What to work on | Find each line with the word "text" in it, then give the total alone.

Records provided |
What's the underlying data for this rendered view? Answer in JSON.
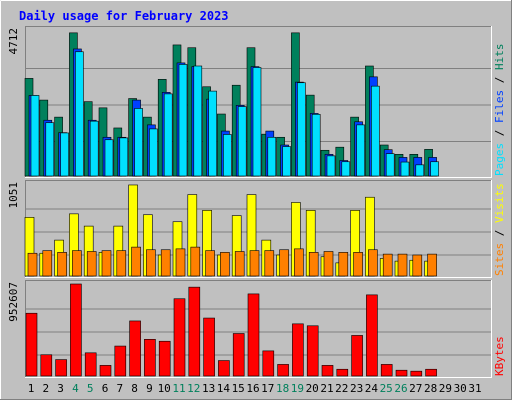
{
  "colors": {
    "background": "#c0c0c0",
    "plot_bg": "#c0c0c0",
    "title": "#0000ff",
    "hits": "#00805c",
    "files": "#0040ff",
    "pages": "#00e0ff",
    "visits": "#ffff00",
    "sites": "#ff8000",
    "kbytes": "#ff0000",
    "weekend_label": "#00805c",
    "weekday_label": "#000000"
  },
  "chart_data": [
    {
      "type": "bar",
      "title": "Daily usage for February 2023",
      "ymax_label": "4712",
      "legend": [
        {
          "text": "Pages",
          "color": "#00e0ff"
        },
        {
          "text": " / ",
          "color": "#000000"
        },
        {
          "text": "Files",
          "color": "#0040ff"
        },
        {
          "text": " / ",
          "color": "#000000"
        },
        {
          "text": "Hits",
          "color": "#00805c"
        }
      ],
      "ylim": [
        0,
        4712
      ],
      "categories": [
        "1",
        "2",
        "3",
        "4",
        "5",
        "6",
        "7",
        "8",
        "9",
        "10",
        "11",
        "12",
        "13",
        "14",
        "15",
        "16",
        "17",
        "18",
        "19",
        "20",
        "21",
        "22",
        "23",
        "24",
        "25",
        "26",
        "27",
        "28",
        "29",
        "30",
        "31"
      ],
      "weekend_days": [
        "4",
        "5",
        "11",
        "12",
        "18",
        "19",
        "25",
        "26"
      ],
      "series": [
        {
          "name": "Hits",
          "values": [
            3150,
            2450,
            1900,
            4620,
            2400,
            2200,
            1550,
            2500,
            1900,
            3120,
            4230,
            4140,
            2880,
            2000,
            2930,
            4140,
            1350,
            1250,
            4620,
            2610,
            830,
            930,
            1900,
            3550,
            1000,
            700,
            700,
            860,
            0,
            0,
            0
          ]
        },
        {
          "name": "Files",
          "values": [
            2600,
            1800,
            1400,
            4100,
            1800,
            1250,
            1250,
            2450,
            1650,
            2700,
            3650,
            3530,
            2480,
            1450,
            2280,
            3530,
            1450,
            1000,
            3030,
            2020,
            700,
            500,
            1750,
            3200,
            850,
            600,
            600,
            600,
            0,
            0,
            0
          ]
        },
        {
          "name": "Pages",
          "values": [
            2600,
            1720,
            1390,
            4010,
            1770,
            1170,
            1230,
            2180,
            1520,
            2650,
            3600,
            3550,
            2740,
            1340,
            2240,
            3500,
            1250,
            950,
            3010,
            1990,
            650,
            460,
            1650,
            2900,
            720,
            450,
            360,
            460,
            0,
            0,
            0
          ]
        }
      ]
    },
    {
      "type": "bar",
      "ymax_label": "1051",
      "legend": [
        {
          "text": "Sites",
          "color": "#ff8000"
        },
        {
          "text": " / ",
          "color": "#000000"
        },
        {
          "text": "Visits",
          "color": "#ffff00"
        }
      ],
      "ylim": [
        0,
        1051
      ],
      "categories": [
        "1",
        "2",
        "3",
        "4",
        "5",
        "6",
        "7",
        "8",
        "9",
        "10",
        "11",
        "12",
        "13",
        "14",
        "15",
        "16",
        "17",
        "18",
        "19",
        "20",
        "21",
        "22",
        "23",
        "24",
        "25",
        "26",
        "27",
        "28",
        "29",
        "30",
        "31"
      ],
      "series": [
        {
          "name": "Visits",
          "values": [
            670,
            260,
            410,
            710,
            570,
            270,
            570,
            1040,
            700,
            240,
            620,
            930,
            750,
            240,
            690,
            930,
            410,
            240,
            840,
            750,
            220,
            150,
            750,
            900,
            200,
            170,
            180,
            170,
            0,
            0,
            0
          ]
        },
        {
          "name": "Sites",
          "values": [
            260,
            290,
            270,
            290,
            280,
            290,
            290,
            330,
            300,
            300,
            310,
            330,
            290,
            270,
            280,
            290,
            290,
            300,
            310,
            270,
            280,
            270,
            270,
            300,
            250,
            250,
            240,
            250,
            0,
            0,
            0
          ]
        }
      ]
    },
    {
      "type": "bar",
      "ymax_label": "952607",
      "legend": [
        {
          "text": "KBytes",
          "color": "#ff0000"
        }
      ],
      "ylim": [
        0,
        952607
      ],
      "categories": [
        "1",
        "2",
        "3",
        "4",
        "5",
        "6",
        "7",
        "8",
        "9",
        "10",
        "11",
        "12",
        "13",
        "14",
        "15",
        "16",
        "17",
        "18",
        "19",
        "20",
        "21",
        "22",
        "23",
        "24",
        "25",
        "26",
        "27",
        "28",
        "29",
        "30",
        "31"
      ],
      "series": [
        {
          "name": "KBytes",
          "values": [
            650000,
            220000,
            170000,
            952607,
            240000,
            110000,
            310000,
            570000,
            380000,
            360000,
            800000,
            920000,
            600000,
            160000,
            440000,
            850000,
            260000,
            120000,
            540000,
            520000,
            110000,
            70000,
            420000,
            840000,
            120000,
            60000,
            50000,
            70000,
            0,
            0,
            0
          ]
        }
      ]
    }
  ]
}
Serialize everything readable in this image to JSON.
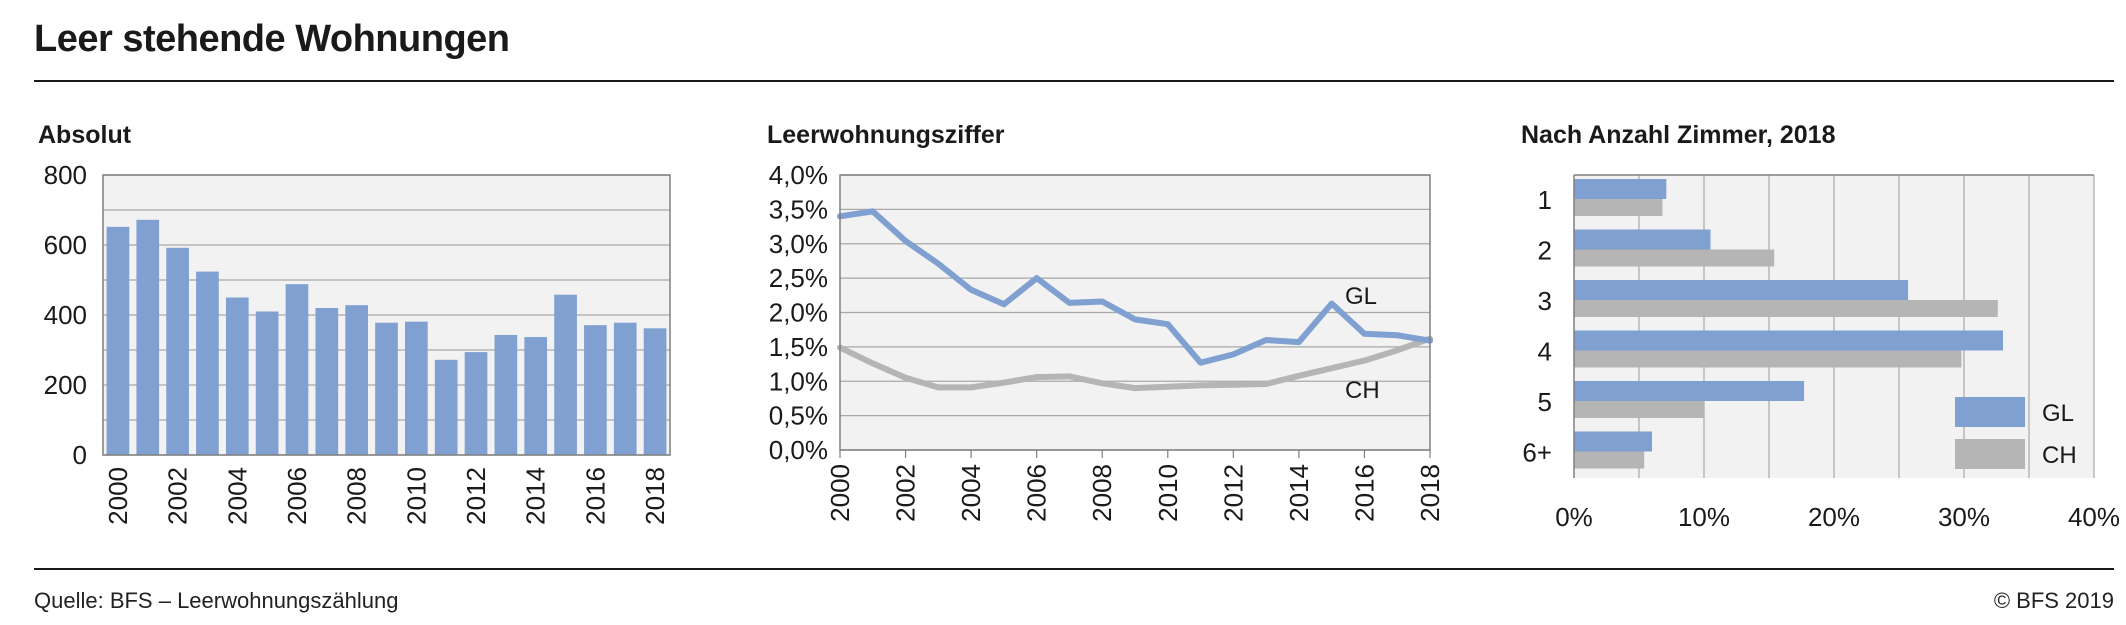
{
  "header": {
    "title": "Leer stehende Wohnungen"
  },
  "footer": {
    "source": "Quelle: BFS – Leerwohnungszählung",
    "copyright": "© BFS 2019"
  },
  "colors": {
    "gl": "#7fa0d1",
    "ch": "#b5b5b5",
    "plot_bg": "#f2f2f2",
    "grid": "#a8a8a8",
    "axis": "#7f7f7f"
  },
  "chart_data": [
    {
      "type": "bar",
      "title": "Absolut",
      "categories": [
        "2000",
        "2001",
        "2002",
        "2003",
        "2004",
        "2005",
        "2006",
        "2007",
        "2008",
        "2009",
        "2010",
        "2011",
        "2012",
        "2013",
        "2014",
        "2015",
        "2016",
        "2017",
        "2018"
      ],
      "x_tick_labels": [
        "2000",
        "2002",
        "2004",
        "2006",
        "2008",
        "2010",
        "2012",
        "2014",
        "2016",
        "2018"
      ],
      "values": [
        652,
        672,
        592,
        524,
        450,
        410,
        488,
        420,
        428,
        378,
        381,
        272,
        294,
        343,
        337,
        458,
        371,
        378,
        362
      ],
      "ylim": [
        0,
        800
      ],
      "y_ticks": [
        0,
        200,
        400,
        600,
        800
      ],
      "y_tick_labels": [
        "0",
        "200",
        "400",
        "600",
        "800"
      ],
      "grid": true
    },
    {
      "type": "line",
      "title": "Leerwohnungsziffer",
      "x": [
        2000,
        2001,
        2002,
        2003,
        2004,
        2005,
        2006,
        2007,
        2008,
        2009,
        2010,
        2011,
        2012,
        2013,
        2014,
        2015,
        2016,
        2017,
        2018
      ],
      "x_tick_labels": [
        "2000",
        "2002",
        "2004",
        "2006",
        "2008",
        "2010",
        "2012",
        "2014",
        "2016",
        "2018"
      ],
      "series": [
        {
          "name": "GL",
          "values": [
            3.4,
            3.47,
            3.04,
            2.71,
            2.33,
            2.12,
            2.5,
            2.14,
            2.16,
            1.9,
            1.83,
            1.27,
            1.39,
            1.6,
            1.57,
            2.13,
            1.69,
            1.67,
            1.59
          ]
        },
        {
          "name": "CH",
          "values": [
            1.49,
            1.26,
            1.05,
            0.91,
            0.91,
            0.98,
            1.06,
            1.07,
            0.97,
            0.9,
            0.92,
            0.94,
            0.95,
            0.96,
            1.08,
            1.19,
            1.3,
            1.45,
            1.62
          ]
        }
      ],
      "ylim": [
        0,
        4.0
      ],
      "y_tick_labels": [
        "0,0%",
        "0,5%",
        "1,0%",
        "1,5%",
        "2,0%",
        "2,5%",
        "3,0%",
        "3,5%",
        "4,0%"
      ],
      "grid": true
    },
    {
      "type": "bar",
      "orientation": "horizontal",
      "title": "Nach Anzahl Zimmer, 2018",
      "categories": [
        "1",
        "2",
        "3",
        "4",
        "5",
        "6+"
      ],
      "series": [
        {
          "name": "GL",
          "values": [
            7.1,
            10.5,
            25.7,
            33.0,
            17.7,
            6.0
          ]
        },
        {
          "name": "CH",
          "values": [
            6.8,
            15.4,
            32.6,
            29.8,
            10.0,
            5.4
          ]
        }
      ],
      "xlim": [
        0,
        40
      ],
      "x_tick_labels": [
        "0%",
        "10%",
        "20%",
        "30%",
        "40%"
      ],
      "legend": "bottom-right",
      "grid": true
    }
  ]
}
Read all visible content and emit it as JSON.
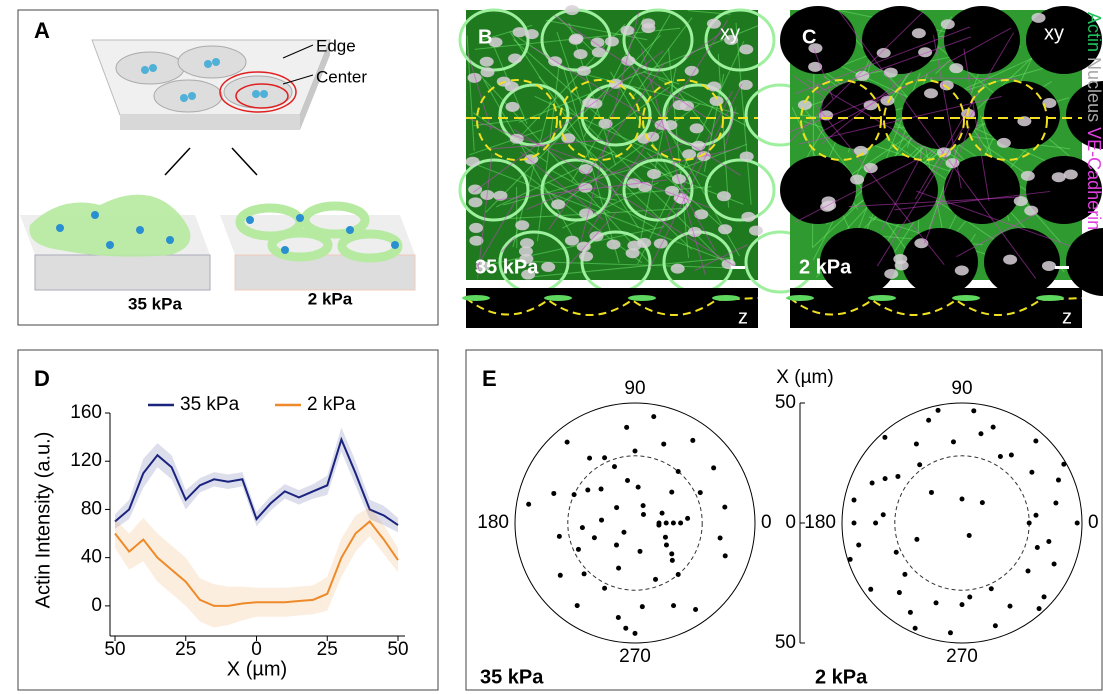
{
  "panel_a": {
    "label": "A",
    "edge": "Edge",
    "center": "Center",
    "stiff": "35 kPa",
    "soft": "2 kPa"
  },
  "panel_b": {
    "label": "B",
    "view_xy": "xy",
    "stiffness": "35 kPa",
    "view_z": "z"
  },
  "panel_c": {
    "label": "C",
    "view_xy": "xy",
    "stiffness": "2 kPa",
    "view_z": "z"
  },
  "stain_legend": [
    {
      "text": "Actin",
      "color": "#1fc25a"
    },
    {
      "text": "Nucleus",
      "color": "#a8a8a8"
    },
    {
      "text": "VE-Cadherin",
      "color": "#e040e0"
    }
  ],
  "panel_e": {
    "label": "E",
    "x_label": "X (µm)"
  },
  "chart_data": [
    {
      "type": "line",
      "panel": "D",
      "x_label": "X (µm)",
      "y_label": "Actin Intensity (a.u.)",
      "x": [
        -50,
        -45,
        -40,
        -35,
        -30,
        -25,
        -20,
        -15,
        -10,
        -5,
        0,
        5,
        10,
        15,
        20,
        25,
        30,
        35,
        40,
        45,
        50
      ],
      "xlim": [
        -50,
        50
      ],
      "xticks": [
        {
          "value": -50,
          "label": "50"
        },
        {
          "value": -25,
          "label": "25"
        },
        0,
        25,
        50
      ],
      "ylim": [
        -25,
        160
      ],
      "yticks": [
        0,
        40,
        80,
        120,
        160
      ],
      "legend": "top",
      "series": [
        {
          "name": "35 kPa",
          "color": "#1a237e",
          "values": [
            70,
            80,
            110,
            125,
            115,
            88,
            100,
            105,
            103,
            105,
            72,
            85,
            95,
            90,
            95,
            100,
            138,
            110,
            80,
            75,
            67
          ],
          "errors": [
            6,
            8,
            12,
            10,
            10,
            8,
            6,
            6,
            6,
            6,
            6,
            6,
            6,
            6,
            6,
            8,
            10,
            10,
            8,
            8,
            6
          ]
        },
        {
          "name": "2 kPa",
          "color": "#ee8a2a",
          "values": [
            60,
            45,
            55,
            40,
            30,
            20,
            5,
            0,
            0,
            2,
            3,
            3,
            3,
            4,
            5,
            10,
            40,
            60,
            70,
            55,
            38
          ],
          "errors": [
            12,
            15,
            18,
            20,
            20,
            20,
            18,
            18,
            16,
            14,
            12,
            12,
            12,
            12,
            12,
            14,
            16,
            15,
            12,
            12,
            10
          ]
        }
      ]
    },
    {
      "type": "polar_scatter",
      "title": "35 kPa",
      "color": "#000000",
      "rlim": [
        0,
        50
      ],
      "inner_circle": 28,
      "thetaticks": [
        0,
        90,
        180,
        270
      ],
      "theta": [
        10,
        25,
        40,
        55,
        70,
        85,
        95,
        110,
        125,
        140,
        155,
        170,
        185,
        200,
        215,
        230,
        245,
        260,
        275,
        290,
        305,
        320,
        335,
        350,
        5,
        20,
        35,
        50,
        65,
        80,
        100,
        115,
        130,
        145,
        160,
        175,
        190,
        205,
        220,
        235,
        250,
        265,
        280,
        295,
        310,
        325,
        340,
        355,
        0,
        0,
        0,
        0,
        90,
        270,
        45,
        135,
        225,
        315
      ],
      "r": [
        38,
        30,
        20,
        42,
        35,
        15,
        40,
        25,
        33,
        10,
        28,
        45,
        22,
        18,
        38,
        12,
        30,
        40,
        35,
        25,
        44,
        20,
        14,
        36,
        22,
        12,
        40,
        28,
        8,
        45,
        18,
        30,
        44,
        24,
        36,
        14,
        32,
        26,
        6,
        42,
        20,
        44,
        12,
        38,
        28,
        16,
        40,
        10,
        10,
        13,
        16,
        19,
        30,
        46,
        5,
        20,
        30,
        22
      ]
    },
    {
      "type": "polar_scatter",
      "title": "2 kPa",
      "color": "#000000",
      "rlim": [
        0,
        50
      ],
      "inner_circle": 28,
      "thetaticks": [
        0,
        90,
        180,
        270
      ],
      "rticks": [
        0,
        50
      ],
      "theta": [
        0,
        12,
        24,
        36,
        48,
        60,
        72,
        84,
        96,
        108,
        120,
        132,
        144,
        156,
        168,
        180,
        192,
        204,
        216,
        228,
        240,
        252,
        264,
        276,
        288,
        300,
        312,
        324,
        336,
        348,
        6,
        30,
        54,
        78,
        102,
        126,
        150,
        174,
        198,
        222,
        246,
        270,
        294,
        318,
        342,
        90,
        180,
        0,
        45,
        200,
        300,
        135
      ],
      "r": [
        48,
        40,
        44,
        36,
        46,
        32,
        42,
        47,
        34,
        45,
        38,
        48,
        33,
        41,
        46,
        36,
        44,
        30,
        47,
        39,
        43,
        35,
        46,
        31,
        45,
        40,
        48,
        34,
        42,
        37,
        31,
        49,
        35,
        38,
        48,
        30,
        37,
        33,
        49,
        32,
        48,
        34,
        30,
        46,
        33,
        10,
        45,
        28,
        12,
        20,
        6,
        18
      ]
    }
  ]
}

Exercise answer | 12